> Supplied records:
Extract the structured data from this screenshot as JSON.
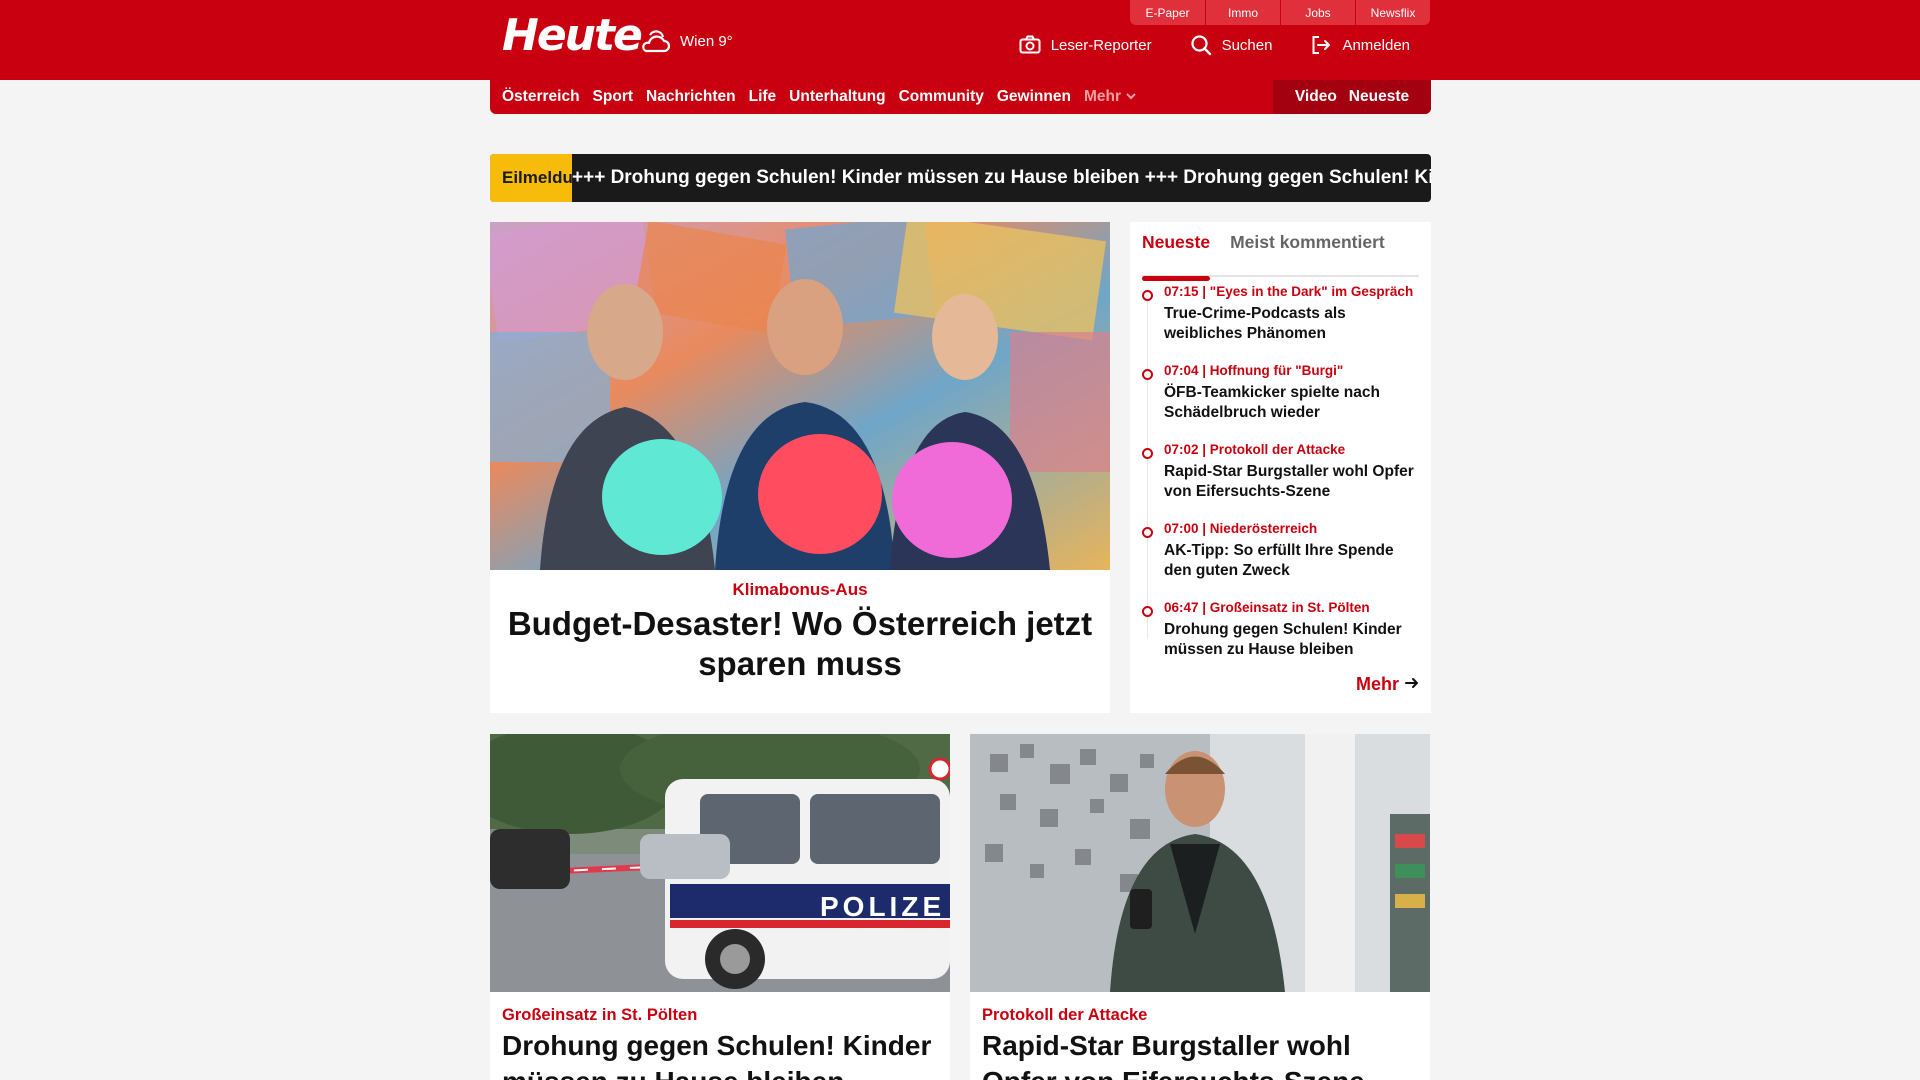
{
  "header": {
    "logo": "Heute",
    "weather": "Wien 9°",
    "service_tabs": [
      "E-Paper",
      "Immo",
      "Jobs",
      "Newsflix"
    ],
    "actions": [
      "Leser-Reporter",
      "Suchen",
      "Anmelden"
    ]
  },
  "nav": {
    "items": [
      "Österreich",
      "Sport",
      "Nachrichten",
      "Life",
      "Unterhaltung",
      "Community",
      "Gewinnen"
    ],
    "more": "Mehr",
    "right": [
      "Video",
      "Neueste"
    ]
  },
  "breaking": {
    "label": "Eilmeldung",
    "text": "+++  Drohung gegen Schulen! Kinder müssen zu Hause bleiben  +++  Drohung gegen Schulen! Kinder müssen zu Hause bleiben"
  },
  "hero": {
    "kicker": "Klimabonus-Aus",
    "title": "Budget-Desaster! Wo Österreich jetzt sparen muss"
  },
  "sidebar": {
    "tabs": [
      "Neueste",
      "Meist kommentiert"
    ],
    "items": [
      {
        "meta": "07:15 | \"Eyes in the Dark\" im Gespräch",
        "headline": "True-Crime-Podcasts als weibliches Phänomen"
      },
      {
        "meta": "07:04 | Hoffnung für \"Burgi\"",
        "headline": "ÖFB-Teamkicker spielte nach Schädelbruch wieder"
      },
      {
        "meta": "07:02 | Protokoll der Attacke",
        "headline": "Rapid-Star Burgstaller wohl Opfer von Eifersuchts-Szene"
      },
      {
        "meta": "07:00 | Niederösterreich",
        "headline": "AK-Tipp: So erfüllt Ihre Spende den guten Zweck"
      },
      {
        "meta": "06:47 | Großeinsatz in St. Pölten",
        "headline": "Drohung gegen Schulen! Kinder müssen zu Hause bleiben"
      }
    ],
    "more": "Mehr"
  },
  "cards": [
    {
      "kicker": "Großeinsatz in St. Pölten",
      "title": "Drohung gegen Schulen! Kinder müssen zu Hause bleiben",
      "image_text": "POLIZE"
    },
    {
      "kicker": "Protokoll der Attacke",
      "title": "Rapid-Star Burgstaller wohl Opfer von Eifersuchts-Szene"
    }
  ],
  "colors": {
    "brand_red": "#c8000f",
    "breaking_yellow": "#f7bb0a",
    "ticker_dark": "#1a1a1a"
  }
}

--

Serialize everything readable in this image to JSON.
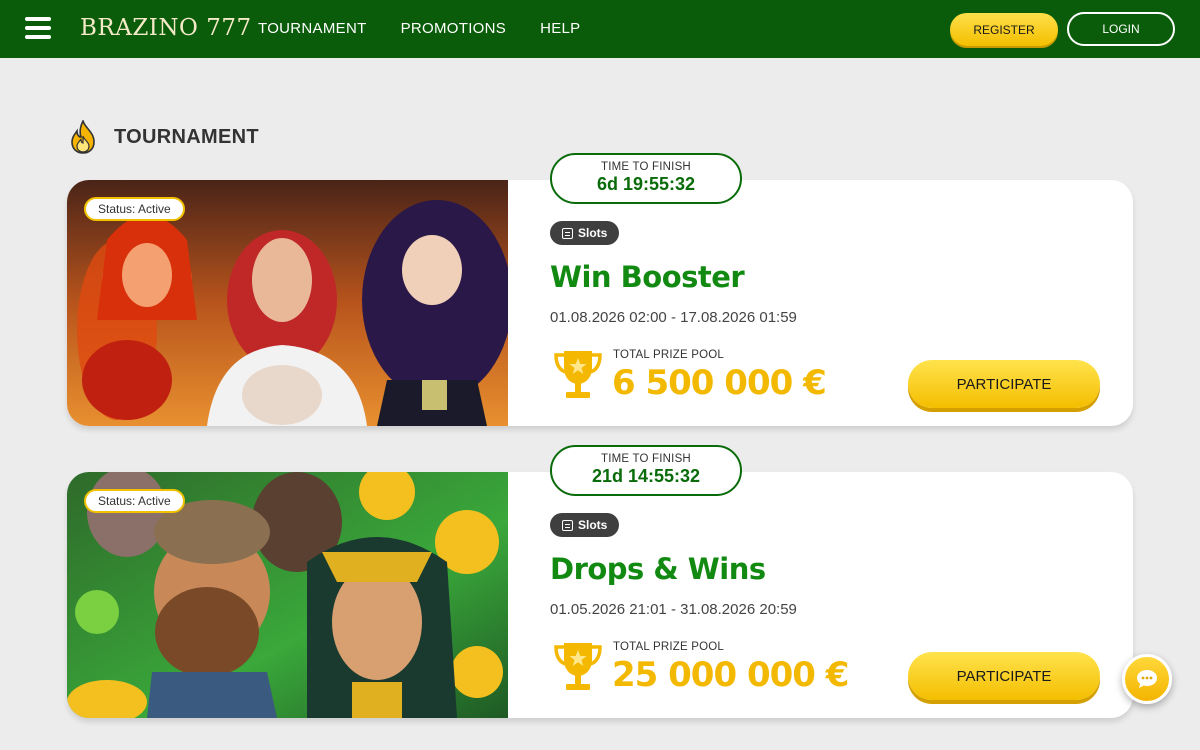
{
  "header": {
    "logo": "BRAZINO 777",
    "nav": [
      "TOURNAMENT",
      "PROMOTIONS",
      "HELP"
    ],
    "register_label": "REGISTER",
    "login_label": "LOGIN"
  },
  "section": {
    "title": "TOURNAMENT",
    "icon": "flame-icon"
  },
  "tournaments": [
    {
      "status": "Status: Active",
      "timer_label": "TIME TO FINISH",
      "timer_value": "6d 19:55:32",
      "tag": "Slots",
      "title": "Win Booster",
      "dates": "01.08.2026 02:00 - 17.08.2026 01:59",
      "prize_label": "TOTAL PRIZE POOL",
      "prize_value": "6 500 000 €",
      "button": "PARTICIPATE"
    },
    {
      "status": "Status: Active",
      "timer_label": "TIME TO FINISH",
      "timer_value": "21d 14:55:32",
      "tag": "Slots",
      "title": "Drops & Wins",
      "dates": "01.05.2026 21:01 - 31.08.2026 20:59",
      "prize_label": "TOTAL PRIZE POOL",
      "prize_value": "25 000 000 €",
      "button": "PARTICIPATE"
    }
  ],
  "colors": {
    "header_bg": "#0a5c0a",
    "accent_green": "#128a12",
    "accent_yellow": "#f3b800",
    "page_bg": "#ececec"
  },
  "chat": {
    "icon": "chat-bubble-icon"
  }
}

> Your objective: Identify each line holding the string "wohl", and copy it out.

> Result:
        "headline": "Rapid-Star Burgstaller wohl Opfer von Eifersuchts-Szene"
      "title": "Rapid-Star Burgstaller wohl Opfer von Eifersuchts-Szene"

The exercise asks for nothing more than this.